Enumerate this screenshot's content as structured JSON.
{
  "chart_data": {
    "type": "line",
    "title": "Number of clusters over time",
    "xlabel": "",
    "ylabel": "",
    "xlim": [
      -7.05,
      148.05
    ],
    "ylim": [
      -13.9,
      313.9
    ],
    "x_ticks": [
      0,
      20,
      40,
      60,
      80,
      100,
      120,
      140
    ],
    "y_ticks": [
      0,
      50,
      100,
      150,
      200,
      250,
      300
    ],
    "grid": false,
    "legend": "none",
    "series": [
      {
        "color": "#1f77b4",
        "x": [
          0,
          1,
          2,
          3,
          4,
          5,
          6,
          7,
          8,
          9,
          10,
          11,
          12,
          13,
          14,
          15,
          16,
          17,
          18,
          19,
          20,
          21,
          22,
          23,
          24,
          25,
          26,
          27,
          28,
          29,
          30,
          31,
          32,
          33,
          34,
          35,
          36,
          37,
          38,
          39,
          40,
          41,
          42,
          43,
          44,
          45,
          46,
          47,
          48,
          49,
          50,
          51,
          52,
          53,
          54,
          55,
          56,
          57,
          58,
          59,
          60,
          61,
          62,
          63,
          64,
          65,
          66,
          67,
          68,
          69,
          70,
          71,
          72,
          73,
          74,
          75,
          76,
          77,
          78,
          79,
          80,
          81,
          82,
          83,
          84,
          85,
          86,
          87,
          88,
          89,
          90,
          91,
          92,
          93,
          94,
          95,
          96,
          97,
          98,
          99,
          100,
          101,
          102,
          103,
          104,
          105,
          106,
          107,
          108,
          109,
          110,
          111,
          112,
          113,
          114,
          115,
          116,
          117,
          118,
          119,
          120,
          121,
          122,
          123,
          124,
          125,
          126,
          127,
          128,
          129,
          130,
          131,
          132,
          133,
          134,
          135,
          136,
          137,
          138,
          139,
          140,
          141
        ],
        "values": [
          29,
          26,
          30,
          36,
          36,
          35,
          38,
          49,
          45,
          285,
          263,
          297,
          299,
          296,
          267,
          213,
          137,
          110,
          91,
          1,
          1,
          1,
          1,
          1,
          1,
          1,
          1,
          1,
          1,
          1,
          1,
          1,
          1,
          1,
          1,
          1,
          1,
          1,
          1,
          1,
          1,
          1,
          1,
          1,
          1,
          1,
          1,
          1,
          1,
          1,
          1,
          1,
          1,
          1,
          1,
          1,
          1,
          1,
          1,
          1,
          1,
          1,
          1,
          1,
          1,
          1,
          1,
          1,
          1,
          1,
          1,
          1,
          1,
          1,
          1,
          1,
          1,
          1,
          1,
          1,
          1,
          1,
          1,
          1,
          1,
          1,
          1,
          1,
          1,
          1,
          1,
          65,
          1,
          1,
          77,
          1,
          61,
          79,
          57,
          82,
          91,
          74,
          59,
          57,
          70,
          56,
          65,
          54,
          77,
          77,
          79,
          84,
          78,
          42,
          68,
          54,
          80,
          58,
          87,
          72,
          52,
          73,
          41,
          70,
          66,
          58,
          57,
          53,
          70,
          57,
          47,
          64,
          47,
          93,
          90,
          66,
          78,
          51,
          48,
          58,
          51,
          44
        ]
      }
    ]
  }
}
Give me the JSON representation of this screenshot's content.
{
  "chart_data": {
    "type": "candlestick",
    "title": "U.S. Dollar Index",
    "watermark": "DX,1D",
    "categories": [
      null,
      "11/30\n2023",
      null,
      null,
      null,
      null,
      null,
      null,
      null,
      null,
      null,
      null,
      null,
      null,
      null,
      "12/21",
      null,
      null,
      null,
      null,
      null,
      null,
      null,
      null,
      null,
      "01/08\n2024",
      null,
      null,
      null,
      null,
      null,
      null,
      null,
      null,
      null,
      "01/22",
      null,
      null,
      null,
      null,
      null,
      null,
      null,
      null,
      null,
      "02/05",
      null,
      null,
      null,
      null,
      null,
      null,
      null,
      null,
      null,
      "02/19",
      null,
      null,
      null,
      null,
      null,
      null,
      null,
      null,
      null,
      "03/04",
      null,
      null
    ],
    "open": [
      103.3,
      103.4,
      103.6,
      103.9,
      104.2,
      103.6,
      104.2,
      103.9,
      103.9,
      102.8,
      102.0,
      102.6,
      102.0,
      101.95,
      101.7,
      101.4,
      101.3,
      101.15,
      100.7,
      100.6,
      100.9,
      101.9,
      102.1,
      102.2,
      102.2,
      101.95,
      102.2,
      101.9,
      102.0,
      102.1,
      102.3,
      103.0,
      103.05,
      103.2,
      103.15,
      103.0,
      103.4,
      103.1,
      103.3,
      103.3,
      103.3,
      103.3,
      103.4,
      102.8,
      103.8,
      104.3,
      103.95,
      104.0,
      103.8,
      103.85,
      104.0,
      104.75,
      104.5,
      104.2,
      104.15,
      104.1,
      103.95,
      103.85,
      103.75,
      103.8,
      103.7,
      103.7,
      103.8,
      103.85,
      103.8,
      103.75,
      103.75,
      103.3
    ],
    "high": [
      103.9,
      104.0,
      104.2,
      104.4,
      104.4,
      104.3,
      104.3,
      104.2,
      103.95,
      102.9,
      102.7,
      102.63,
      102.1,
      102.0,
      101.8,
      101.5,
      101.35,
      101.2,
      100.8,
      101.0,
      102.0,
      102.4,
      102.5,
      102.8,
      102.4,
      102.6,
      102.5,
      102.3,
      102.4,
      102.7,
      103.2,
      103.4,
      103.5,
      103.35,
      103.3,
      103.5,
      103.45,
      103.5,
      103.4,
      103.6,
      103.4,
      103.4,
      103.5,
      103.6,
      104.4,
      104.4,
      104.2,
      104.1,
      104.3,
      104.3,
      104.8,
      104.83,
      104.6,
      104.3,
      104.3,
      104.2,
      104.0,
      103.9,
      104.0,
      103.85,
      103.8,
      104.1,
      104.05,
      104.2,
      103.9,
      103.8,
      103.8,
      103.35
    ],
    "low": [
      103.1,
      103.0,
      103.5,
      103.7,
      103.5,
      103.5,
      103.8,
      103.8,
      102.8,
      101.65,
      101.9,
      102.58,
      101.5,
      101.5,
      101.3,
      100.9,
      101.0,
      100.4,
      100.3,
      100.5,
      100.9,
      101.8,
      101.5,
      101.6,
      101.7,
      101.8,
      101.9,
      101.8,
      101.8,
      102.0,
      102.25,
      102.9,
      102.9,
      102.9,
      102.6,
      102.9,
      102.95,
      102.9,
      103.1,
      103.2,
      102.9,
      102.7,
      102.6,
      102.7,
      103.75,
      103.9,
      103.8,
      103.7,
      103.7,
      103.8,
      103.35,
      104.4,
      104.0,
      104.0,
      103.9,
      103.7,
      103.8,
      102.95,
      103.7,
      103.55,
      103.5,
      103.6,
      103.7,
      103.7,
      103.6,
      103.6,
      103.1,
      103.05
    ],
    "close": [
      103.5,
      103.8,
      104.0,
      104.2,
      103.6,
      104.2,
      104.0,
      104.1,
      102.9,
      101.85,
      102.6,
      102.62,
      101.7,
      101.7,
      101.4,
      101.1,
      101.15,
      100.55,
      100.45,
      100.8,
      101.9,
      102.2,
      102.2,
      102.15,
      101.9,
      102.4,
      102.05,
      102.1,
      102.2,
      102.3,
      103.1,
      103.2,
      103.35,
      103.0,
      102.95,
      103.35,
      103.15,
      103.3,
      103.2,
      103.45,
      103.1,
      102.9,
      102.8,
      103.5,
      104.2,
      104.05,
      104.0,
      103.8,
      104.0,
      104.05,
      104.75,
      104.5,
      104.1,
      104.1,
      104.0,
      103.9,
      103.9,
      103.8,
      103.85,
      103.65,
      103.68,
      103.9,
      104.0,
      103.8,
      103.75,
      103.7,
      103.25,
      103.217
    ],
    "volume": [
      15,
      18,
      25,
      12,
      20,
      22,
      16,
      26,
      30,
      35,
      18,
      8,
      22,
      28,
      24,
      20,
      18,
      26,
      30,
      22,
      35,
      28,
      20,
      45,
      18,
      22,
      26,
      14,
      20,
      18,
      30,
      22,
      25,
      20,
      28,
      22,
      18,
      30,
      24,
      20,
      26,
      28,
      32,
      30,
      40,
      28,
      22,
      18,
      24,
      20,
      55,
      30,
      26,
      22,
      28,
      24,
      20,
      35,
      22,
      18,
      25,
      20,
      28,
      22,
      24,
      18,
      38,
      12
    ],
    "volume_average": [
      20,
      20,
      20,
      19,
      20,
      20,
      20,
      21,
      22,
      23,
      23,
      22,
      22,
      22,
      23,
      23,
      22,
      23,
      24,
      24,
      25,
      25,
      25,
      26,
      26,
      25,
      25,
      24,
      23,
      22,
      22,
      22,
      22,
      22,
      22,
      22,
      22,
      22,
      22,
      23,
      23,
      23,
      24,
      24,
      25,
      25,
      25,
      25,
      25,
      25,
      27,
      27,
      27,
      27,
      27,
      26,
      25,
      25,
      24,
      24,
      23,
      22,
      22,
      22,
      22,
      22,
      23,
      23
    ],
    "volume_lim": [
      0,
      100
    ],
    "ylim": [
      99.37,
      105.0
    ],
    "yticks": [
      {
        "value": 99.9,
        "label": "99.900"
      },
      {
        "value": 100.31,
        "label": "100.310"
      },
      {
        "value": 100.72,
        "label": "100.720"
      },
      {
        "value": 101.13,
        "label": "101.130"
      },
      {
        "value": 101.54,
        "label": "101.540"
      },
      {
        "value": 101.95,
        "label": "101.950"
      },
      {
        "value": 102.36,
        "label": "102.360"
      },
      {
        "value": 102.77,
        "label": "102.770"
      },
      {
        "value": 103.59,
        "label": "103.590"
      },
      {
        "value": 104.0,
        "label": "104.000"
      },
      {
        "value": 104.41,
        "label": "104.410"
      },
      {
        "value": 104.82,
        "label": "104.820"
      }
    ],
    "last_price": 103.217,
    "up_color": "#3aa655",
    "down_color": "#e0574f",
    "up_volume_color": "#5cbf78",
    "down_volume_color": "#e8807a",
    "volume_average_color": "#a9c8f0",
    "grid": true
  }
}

________________

▸ What to produce
Make a copy of each line that contains the string "content".

▸ Response to the task
Enumerate this screenshot's content as structured JSON.
Give me the JSON representation of this screenshot's content.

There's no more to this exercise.